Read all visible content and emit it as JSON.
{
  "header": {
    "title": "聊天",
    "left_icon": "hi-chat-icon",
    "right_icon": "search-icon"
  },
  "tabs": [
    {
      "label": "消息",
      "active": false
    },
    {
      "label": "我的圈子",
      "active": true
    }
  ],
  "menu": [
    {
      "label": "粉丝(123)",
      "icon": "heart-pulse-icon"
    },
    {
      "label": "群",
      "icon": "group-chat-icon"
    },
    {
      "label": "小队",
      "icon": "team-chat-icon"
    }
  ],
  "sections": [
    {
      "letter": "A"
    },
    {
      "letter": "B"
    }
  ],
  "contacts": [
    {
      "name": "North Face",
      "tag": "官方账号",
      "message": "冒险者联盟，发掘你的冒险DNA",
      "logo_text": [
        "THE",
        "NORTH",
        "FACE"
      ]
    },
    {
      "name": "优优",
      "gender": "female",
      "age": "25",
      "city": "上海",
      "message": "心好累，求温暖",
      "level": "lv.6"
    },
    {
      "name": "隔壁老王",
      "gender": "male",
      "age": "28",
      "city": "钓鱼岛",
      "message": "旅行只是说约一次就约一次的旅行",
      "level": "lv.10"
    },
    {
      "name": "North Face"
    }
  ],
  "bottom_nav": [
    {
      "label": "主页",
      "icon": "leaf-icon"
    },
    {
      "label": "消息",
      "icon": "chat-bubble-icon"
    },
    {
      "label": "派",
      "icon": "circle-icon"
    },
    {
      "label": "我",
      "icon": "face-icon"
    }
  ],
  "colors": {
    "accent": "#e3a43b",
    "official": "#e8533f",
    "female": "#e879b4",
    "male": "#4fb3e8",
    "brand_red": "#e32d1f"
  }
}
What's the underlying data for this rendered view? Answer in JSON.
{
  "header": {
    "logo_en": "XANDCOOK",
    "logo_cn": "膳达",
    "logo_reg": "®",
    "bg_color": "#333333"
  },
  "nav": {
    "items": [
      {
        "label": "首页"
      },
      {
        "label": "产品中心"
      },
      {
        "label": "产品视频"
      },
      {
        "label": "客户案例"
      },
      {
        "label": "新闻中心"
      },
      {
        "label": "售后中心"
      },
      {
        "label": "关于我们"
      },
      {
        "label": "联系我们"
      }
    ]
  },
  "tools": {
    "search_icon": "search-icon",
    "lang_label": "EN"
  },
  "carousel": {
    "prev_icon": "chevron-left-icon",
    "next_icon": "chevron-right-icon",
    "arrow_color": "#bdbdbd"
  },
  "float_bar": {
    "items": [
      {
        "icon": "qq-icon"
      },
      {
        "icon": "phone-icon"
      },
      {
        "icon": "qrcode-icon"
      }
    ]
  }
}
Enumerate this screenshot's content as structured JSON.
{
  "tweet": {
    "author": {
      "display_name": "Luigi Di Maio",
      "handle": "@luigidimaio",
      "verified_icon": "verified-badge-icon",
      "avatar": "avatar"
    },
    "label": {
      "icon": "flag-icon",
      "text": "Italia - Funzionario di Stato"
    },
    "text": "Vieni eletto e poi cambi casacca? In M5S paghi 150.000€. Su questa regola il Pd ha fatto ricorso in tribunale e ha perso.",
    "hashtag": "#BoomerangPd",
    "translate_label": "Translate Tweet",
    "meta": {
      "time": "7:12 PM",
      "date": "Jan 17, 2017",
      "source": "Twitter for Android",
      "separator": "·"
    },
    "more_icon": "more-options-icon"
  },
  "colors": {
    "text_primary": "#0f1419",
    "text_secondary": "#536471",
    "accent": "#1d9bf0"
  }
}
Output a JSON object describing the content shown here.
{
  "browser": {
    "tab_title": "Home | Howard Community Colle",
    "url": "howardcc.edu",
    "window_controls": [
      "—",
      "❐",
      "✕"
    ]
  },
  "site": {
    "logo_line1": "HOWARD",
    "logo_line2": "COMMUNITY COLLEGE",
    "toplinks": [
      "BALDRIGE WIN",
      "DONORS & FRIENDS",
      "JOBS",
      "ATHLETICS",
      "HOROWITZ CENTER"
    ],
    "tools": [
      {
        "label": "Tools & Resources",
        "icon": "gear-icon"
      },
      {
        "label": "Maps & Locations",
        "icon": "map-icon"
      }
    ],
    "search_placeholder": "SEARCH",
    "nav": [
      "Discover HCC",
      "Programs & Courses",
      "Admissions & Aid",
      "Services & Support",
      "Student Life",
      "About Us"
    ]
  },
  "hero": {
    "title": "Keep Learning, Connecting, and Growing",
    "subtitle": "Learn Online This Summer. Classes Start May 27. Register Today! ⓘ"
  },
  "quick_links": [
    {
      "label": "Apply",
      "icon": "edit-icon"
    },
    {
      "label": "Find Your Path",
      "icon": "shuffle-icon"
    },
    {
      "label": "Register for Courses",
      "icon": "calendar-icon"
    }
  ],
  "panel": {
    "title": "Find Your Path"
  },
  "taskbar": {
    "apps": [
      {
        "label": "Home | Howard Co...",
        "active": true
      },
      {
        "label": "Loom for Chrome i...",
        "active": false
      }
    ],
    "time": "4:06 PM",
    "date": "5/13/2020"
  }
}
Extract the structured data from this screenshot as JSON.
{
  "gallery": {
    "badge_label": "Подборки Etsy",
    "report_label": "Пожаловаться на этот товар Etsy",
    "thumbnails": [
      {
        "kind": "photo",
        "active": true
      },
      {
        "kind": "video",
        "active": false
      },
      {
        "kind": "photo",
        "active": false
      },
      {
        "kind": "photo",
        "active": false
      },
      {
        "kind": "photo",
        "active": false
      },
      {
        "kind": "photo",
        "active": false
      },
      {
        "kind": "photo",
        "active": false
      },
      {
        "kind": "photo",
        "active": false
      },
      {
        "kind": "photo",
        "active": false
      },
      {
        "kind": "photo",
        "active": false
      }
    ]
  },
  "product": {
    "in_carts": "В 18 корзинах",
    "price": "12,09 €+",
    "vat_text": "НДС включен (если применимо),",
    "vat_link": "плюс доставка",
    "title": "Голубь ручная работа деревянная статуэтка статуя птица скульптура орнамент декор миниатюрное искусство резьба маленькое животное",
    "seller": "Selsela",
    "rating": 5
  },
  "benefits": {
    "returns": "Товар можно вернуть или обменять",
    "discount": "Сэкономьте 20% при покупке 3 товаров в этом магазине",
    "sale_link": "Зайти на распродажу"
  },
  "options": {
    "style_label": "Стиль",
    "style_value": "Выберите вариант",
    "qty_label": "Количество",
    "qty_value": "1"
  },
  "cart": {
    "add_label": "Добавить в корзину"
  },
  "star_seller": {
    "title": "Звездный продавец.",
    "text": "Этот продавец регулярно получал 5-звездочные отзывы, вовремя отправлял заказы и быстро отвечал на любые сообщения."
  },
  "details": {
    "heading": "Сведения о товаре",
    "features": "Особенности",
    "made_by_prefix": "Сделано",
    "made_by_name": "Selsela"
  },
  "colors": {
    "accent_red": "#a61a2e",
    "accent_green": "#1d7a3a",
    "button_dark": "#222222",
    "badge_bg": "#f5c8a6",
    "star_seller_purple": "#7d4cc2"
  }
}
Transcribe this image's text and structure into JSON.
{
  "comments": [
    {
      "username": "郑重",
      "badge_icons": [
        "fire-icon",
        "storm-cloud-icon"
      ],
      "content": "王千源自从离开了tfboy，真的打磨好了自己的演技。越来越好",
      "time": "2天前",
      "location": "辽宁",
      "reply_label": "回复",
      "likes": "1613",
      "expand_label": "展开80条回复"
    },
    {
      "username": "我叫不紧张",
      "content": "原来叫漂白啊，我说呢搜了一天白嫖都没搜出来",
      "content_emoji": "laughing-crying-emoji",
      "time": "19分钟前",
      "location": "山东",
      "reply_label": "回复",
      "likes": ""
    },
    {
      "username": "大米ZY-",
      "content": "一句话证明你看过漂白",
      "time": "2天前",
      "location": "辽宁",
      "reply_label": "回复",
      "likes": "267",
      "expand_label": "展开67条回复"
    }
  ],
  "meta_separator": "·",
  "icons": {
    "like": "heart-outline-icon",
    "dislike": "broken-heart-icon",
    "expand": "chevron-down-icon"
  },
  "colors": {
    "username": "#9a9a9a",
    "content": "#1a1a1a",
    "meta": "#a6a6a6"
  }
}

Exercise details: Scan the data for the word "Find" and copy every line where it shows up.

Result below:
      "label": "Find Your Path",
    "title": "Find Your Path"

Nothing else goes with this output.